----- Records for the task

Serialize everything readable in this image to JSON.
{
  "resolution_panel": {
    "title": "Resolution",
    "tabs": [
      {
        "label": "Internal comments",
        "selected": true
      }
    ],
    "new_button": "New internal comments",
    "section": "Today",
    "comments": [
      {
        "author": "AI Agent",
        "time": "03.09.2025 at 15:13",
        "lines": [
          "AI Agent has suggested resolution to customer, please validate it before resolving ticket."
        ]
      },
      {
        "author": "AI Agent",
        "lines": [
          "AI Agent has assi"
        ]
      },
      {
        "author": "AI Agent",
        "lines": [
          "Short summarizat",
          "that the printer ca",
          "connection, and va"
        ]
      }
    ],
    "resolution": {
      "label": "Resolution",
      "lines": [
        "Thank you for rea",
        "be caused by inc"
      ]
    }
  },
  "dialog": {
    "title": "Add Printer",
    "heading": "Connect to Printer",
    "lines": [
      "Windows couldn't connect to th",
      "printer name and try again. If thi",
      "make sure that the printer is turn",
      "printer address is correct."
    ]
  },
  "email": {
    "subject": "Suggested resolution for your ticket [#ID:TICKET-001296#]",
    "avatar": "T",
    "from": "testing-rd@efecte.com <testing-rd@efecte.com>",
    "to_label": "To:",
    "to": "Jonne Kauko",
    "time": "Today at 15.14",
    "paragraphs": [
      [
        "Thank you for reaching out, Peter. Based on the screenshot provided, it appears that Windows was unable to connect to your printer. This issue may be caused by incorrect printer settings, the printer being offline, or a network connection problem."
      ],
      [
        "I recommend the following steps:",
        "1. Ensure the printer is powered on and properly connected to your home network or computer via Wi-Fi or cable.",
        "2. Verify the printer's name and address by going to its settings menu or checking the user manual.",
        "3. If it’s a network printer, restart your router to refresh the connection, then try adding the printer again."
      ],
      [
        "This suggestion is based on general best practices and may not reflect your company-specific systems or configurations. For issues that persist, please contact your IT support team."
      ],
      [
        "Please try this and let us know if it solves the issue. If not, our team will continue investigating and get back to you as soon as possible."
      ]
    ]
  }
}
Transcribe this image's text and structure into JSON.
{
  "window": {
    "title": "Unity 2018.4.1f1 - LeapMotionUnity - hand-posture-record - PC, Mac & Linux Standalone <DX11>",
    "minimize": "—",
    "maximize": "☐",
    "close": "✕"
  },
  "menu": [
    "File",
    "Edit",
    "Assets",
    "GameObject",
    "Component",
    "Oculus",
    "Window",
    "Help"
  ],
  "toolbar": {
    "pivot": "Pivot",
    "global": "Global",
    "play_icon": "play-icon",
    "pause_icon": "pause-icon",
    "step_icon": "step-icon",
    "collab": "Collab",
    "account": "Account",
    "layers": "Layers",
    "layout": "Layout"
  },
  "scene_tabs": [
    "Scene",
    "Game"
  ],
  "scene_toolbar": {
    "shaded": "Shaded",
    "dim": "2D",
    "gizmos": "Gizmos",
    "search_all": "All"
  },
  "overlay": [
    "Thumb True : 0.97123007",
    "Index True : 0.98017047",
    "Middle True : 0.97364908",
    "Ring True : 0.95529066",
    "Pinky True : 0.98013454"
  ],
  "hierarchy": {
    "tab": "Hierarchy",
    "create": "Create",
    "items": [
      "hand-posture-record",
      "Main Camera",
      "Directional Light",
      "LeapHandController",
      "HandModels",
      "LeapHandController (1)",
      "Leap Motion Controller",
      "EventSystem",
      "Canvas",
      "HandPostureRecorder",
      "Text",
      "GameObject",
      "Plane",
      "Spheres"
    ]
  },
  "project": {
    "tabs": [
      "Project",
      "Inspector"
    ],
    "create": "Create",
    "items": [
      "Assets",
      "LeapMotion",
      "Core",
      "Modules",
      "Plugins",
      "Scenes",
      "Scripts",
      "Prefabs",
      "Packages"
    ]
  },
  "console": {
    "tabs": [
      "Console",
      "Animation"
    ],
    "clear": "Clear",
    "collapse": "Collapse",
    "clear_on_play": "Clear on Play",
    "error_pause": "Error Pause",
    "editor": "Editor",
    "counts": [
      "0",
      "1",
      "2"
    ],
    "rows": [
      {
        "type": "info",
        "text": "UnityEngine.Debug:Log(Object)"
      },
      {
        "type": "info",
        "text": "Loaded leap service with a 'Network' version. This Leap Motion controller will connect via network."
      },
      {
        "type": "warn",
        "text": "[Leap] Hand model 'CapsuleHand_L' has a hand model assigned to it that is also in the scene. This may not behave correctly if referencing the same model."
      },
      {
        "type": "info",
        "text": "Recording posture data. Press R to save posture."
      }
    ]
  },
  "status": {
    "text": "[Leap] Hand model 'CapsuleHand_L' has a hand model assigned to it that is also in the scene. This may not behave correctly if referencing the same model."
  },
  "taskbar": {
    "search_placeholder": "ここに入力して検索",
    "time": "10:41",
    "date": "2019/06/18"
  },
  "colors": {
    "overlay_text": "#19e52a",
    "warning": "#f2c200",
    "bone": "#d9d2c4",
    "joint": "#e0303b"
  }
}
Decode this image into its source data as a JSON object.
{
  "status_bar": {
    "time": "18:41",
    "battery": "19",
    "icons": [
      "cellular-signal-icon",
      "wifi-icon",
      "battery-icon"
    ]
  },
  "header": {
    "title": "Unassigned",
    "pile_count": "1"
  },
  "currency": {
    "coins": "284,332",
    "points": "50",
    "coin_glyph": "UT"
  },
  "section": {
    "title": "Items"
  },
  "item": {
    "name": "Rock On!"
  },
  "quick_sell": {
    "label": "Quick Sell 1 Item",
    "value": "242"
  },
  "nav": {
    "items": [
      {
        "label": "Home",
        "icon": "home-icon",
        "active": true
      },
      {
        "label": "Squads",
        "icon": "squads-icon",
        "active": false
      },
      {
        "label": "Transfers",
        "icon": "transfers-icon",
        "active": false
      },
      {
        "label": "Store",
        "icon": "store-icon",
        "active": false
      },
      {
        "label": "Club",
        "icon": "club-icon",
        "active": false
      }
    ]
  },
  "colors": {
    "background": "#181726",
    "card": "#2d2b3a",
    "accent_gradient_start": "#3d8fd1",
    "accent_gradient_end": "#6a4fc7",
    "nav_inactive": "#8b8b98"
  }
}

----------

In the records above, how many lines contain the string "network"? State that number only.

Solution below ->
4